● Problem statement: Copy the data exactly as it appears, and do not include any pictures.
:: Input material
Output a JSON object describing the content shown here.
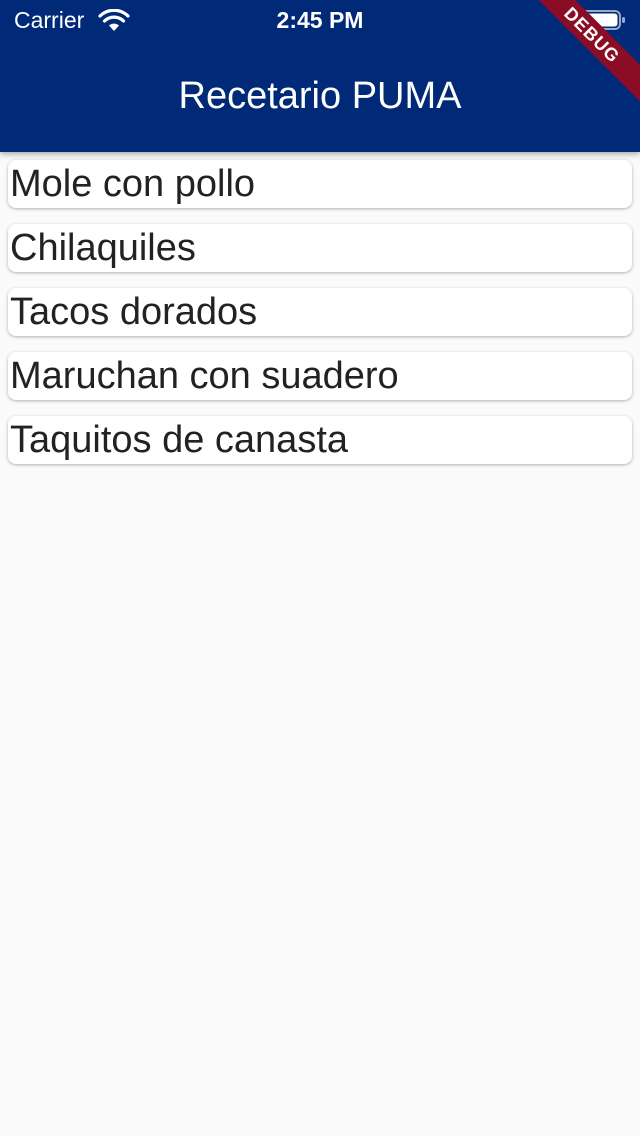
{
  "status_bar": {
    "carrier": "Carrier",
    "time": "2:45 PM"
  },
  "app_bar": {
    "title": "Recetario PUMA",
    "background_color": "#002A78"
  },
  "debug_banner": {
    "label": "DEBUG",
    "color": "#8B0D25"
  },
  "recipes": [
    {
      "label": "Mole con pollo"
    },
    {
      "label": "Chilaquiles"
    },
    {
      "label": "Tacos dorados"
    },
    {
      "label": "Maruchan con suadero"
    },
    {
      "label": "Taquitos de canasta"
    }
  ]
}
::::
● Solution to the exercise:
Output a JSON object describing the content shown here.
{
  "status_bar": {
    "carrier": "Carrier",
    "time": "2:45 PM"
  },
  "app_bar": {
    "title": "Recetario PUMA",
    "background_color": "#002A78"
  },
  "debug_banner": {
    "label": "DEBUG",
    "color": "#8B0D25"
  },
  "recipes": [
    {
      "label": "Mole con pollo"
    },
    {
      "label": "Chilaquiles"
    },
    {
      "label": "Tacos dorados"
    },
    {
      "label": "Maruchan con suadero"
    },
    {
      "label": "Taquitos de canasta"
    }
  ]
}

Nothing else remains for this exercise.